**Exercise description**
State the number of lines in these records holding "maii". Say nothing more.

▼▼▼

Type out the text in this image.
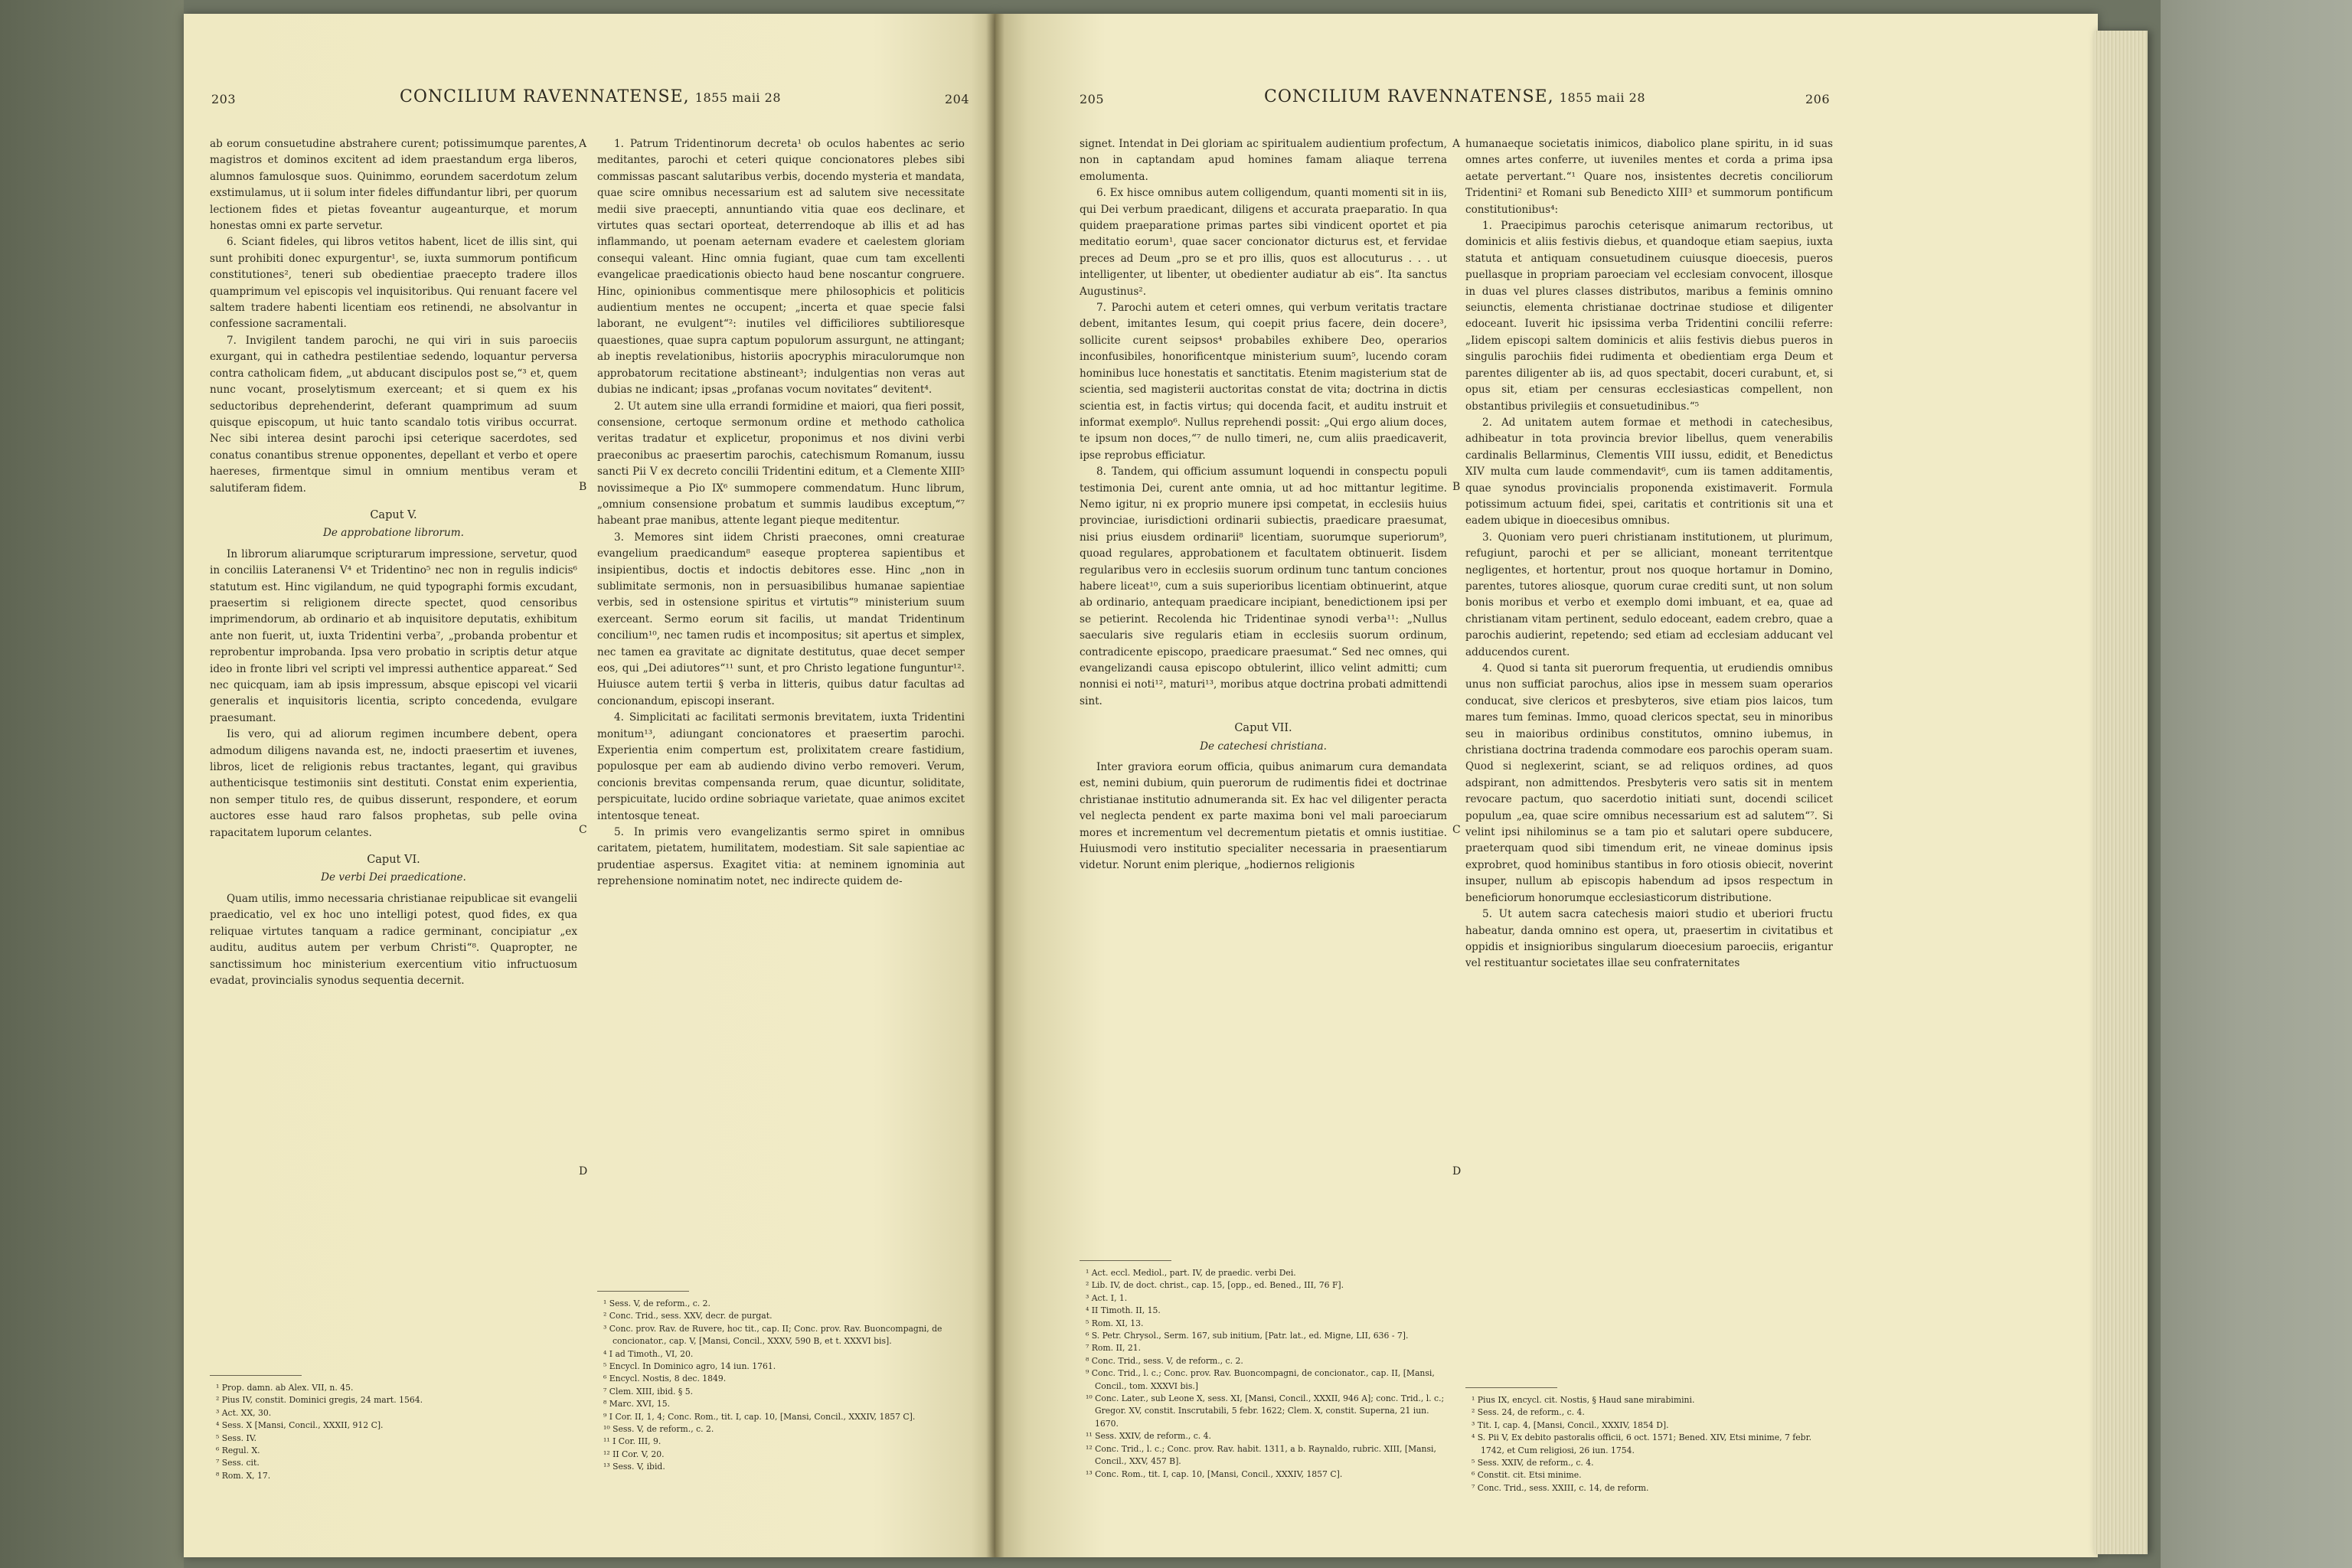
203	CONCILIUM RAVENNATENSE, 1855 maii 28	204

ab eorum consuetudine abstrahere curent; potissimumque parentes, magistros et dominos excitent ad idem praestandum erga liberos, alumnos famulosque suos. Quinimmo, eorundem sacerdotum zelum exstimulamus, ut ii solum inter fideles diffundantur libri, per quorum lectionem fides et pietas foveantur augeanturque, et morum honestas omni ex parte servetur.

6. Sciant fideles, qui libros vetitos habent, licet de illis sint, qui sunt prohibiti donec expurgentur¹, se, iuxta summorum pontificum constitutiones², teneri sub obedientiae praecepto tradere illos quamprimum vel episcopis vel inquisitoribus. Qui renuant facere vel saltem tradere habenti licentiam eos retinendi, ne absolvantur in confessione sacramentali.

7. Invigilent tandem parochi, ne qui viri in suis paroeciis exurgant, qui in cathedra pestilentiae sedendo, loquantur perversa contra catholicam fidem, „ut abducant discipulos post se,“³ et, quem nunc vocant, proselytismum exerceant; et si quem ex his seductoribus deprehenderint, deferant quamprimum ad suum quisque episcopum, ut huic tanto scandalo totis viribus occurrat. Nec sibi interea desint parochi ipsi ceterique sacerdotes, sed conatus conantibus strenue opponentes, depellant et verbo et opere haereses, firmentque simul in omnium mentibus veram et salutiferam fidem.

Caput V.
De approbatione librorum.

In librorum aliarumque scripturarum impressione, servetur, quod in conciliis Lateranensi V⁴ et Tridentino⁵ nec non in regulis indicis⁶ statutum est. Hinc vigilandum, ne quid typographi formis excudant, praesertim si religionem directe spectet, quod censoribus imprimendorum, ab ordinario et ab inquisitore deputatis, exhibitum ante non fuerit, ut, iuxta Tridentini verba⁷, „probanda probentur et reprobentur improbanda. Ipsa vero probatio in scriptis detur atque ideo in fronte libri vel scripti vel impressi authentice appareat.“ Sed nec quicquam, iam ab ipsis impressum, absque episcopi vel vicarii generalis et inquisitoris licentia, scripto concedenda, evulgare praesumant.

Iis vero, qui ad aliorum regimen incumbere debent, opera admodum diligens navanda est, ne, indocti praesertim et iuvenes, libros, licet de religionis rebus tractantes, legant, qui gravibus authenticisque testimoniis sint destituti. Constat enim experientia, non semper titulo res, de quibus disserunt, respondere, et eorum auctores esse haud raro falsos prophetas, sub pelle ovina rapacitatem luporum celantes.

Caput VI.
De verbi Dei praedicatione.

Quam utilis, immo necessaria christianae reipublicae sit evangelii praedicatio, vel ex hoc uno intelligi potest, quod fides, ex qua reliquae virtutes tanquam a radice germinant, concipiatur „ex auditu, auditus autem per verbum Christi“⁸. Quapropter, ne sanctissimum hoc ministerium exercentium vitio infructuosum evadat, provincialis synodus sequentia decernit.

¹ Prop. damn. ab Alex. VII, n. 45.
² Pius IV, constit. Dominici gregis, 24 mart. 1564.
³ Act. XX, 30.
⁴ Sess. X [Mansi, Concil., XXXII, 912 C].
⁵ Sess. IV.
⁶ Regul. X.
⁷ Sess. cit.
⁸ Rom. X, 17.
A
B
C
D

1. Patrum Tridentinorum decreta¹ ob oculos habentes ac serio meditantes, parochi et ceteri quique concionatores plebes sibi commissas pascant salutaribus verbis, docendo mysteria et mandata, quae scire omnibus necessarium est ad salutem sive necessitate medii sive praecepti, annuntiando vitia quae eos declinare, et virtutes quas sectari oporteat, deterrendoque ab illis et ad has inflammando, ut poenam aeternam evadere et caelestem gloriam consequi valeant. Hinc omnia fugiant, quae cum tam excellenti evangelicae praedicationis obiecto haud bene noscantur congruere. Hinc, opinionibus commentisque mere philosophicis et politicis audientium mentes ne occupent; „incerta et quae specie falsi laborant, ne evulgent“²: inutiles vel difficiliores subtilioresque quaestiones, quae supra captum populorum assurgunt, ne attingant; ab ineptis revelationibus, historiis apocryphis miraculorumque non approbatorum recitatione abstineant³; indulgentias non veras aut dubias ne indicant; ipsas „profanas vocum novitates“ devitent⁴.

2. Ut autem sine ulla errandi formidine et maiori, qua fieri possit, consensione, certoque sermonum ordine et methodo catholica veritas tradatur et explicetur, proponimus et nos divini verbi praeconibus ac praesertim parochis, catechismum Romanum, iussu sancti Pii V ex decreto concilii Tridentini editum, et a Clemente XIII⁵ novissimeque a Pio IX⁶ summopere commendatum. Hunc librum, „omnium consensione probatum et summis laudibus exceptum,“⁷ habeant prae manibus, attente legant pieque meditentur.

3. Memores sint iidem Christi praecones, omni creaturae evangelium praedicandum⁸ easeque propterea sapientibus et insipientibus, doctis et indoctis debitores esse. Hinc „non in sublimitate sermonis, non in persuasibilibus humanae sapientiae verbis, sed in ostensione spiritus et virtutis“⁹ ministerium suum exerceant. Sermo eorum sit facilis, ut mandat Tridentinum concilium¹⁰, nec tamen rudis et incompositus; sit apertus et simplex, nec tamen ea gravitate ac dignitate destitutus, quae decet semper eos, qui „Dei adiutores“¹¹ sunt, et pro Christo legatione funguntur¹². Huiusce autem tertii § verba in litteris, quibus datur facultas ad concionandum, episcopi inserant.

4. Simplicitati ac facilitati sermonis brevitatem, iuxta Tridentini monitum¹³, adiungant concionatores et praesertim parochi. Experientia enim compertum est, prolixitatem creare fastidium, populosque per eam ab audiendo divino verbo removeri. Verum, concionis brevitas compensanda rerum, quae dicuntur, soliditate, perspicuitate, lucido ordine sobriaque varietate, quae animos excitet intentosque teneat.

5. In primis vero evangelizantis sermo spiret in omnibus caritatem, pietatem, humilitatem, modestiam. Sit sale sapientiae ac prudentiae aspersus. Exagitet vitia: at neminem ignominia aut reprehensione nominatim notet, nec indirecte quidem de-

¹ Sess. V, de reform., c. 2.
² Conc. Trid., sess. XXV, decr. de purgat.
³ Conc. prov. Rav. de Ruvere, hoc tit., cap. II; Conc. prov. Rav. Buoncompagni, de concionator., cap. V, [Mansi, Concil., XXXV, 590 B, et t. XXXVI bis].
⁴ I ad Timoth., VI, 20.
⁵ Encycl. In Dominico agro, 14 iun. 1761.
⁶ Encycl. Nostis, 8 dec. 1849.
⁷ Clem. XIII, ibid. § 5.
⁸ Marc. XVI, 15.
⁹ I Cor. II, 1, 4; Conc. Rom., tit. I, cap. 10, [Mansi, Concil., XXXIV, 1857 C].
¹⁰ Sess. V, de reform., c. 2.
¹¹ I Cor. III, 9.
¹² II Cor. V, 20.
¹³ Sess. V, ibid.
205	CONCILIUM RAVENNATENSE, 1855 maii 28	206
A
B
C
D

signet. Intendat in Dei gloriam ac spiritualem audientium profectum, non in captandam apud homines famam aliaque terrena emolumenta.

6. Ex hisce omnibus autem colligendum, quanti momenti sit in iis, qui Dei verbum praedicant, diligens et accurata praeparatio. In qua quidem praeparatione primas partes sibi vindicent oportet et pia meditatio eorum¹, quae sacer concionator dicturus est, et fervidae preces ad Deum „pro se et pro illis, quos est allocuturus . . . ut intelligenter, ut libenter, ut obedienter audiatur ab eis“. Ita sanctus Augustinus².

7. Parochi autem et ceteri omnes, qui verbum veritatis tractare debent, imitantes Iesum, qui coepit prius facere, dein docere³, sollicite curent seipsos⁴ probabiles exhibere Deo, operarios inconfusibiles, honorificentque ministerium suum⁵, lucendo coram hominibus luce honestatis et sanctitatis. Etenim magisterium stat de scientia, sed magisterii auctoritas constat de vita; doctrina in dictis scientia est, in factis virtus; qui docenda facit, et auditu instruit et informat exemplo⁶. Nullus reprehendi possit: „Qui ergo alium doces, te ipsum non doces,“⁷ de nullo timeri, ne, cum aliis praedicaverit, ipse reprobus efficiatur.

8. Tandem, qui officium assumunt loquendi in conspectu populi testimonia Dei, curent ante omnia, ut ad hoc mittantur legitime. Nemo igitur, ni ex proprio munere ipsi competat, in ecclesiis huius provinciae, iurisdictioni ordinarii subiectis, praedicare praesumat, nisi prius eiusdem ordinarii⁸ licentiam, suorumque superiorum⁹, quoad regulares, approbationem et facultatem obtinuerit. Iisdem regularibus vero in ecclesiis suorum ordinum tunc tantum conciones habere liceat¹⁰, cum a suis superioribus licentiam obtinuerint, atque ab ordinario, antequam praedicare incipiant, benedictionem ipsi per se petierint. Recolenda hic Tridentinae synodi verba¹¹: „Nullus saecularis sive regularis etiam in ecclesiis suorum ordinum, contradicente episcopo, praedicare praesumat.“ Sed nec omnes, qui evangelizandi causa episcopo obtulerint, illico velint admitti; cum nonnisi ei noti¹², maturi¹³, moribus atque doctrina probati admittendi sint.

Caput VII.
De catechesi christiana.

Inter graviora eorum officia, quibus animarum cura demandata est, nemini dubium, quin puerorum de rudimentis fidei et doctrinae christianae institutio adnumeranda sit. Ex hac vel diligenter peracta vel neglecta pendent ex parte maxima boni vel mali paroeciarum mores et incrementum vel decrementum pietatis et omnis iustitiae. Huiusmodi vero institutio specialiter necessaria in praesentiarum videtur. Norunt enim plerique, „hodiernos religionis

¹ Act. eccl. Mediol., part. IV, de praedic. verbi Dei.
² Lib. IV, de doct. christ., cap. 15, [opp., ed. Bened., III, 76 F].
³ Act. I, 1.
⁴ II Timoth. II, 15.
⁵ Rom. XI, 13.
⁶ S. Petr. Chrysol., Serm. 167, sub initium, [Patr. lat., ed. Migne, LII, 636 - 7].
⁷ Rom. II, 21.
⁸ Conc. Trid., sess. V, de reform., c. 2.
⁹ Conc. Trid., l. c.; Conc. prov. Rav. Buoncompagni, de concionator., cap. II, [Mansi, Concil., tom. XXXVI bis.]
¹⁰ Conc. Later., sub Leone X, sess. XI, [Mansi, Concil., XXXII, 946 A]; conc. Trid., l. c.; Gregor. XV, constit. Inscrutabili, 5 febr. 1622; Clem. X, constit. Superna, 21 iun. 1670.
¹¹ Sess. XXIV, de reform., c. 4.
¹² Conc. Trid., l. c.; Conc. prov. Rav. habit. 1311, a b. Raynaldo, rubric. XIII, [Mansi, Concil., XXV, 457 B].
¹³ Conc. Rom., tit. I, cap. 10, [Mansi, Concil., XXXIV, 1857 C].

humanaeque societatis inimicos, diabolico plane spiritu, in id suas omnes artes conferre, ut iuveniles mentes et corda a prima ipsa aetate pervertant.“¹ Quare nos, insistentes decretis conciliorum Tridentini² et Romani sub Benedicto XIII³ et summorum pontificum constitutionibus⁴:

1. Praecipimus parochis ceterisque animarum rectoribus, ut dominicis et aliis festivis diebus, et quandoque etiam saepius, iuxta statuta et antiquam consuetudinem cuiusque dioecesis, pueros puellasque in propriam paroeciam vel ecclesiam convocent, illosque in duas vel plures classes distributos, maribus a feminis omnino seiunctis, elementa christianae doctrinae studiose et diligenter edoceant. Iuverit hic ipsissima verba Tridentini concilii referre: „Iidem episcopi saltem dominicis et aliis festivis diebus pueros in singulis parochiis fidei rudimenta et obedientiam erga Deum et parentes diligenter ab iis, ad quos spectabit, doceri curabunt, et, si opus sit, etiam per censuras ecclesiasticas compellent, non obstantibus privilegiis et consuetudinibus.“⁵

2. Ad unitatem autem formae et methodi in catechesibus, adhibeatur in tota provincia brevior libellus, quem venerabilis cardinalis Bellarminus, Clementis VIII iussu, edidit, et Benedictus XIV multa cum laude commendavit⁶, cum iis tamen additamentis, quae synodus provincialis proponenda existimaverit. Formula potissimum actuum fidei, spei, caritatis et contritionis sit una et eadem ubique in dioecesibus omnibus.

3. Quoniam vero pueri christianam institutionem, ut plurimum, refugiunt, parochi et per se alliciant, moneant territentque negligentes, et hortentur, prout nos quoque hortamur in Domino, parentes, tutores aliosque, quorum curae crediti sunt, ut non solum bonis moribus et verbo et exemplo domi imbuant, et ea, quae ad christianam vitam pertinent, sedulo edoceant, eadem crebro, quae a parochis audierint, repetendo; sed etiam ad ecclesiam adducant vel adducendos curent.

4. Quod si tanta sit puerorum frequentia, ut erudiendis omnibus unus non sufficiat parochus, alios ipse in messem suam operarios conducat, sive clericos et presbyteros, sive etiam pios laicos, tum mares tum feminas. Immo, quoad clericos spectat, seu in minoribus seu in maioribus ordinibus constitutos, omnino iubemus, in christiana doctrina tradenda commodare eos parochis operam suam. Quod si neglexerint, sciant, se ad reliquos ordines, ad quos adspirant, non admittendos. Presbyteris vero satis sit in mentem revocare pactum, quo sacerdotio initiati sunt, docendi scilicet populum „ea, quae scire omnibus necessarium est ad salutem“⁷. Si velint ipsi nihilominus se a tam pio et salutari opere subducere, praeterquam quod sibi timendum erit, ne vineae dominus ipsis exprobret, quod hominibus stantibus in foro otiosis obiecit, noverint insuper, nullum ab episcopis habendum ad ipsos respectum in beneficiorum honorumque ecclesiasticorum distributione.

5. Ut autem sacra catechesis maiori studio et uberiori fructu habeatur, danda omnino est opera, ut, praesertim in civitatibus et oppidis et insignioribus singularum dioecesium paroeciis, erigantur vel restituantur societates illae seu confraternitates

¹ Pius IX, encycl. cit. Nostis, § Haud sane mirabimini.
² Sess. 24, de reform., c. 4.
³ Tit. I, cap. 4, [Mansi, Concil., XXXIV, 1854 D].
⁴ S. Pii V, Ex debito pastoralis officii, 6 oct. 1571; Bened. XIV, Etsi minime, 7 febr. 1742, et Cum religiosi, 26 iun. 1754.
⁵ Sess. XXIV, de reform., c. 4.
⁶ Constit. cit. Etsi minime.
⁷ Conc. Trid., sess. XXIII, c. 14, de reform.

▲▲▲

**Result of this exercise**
2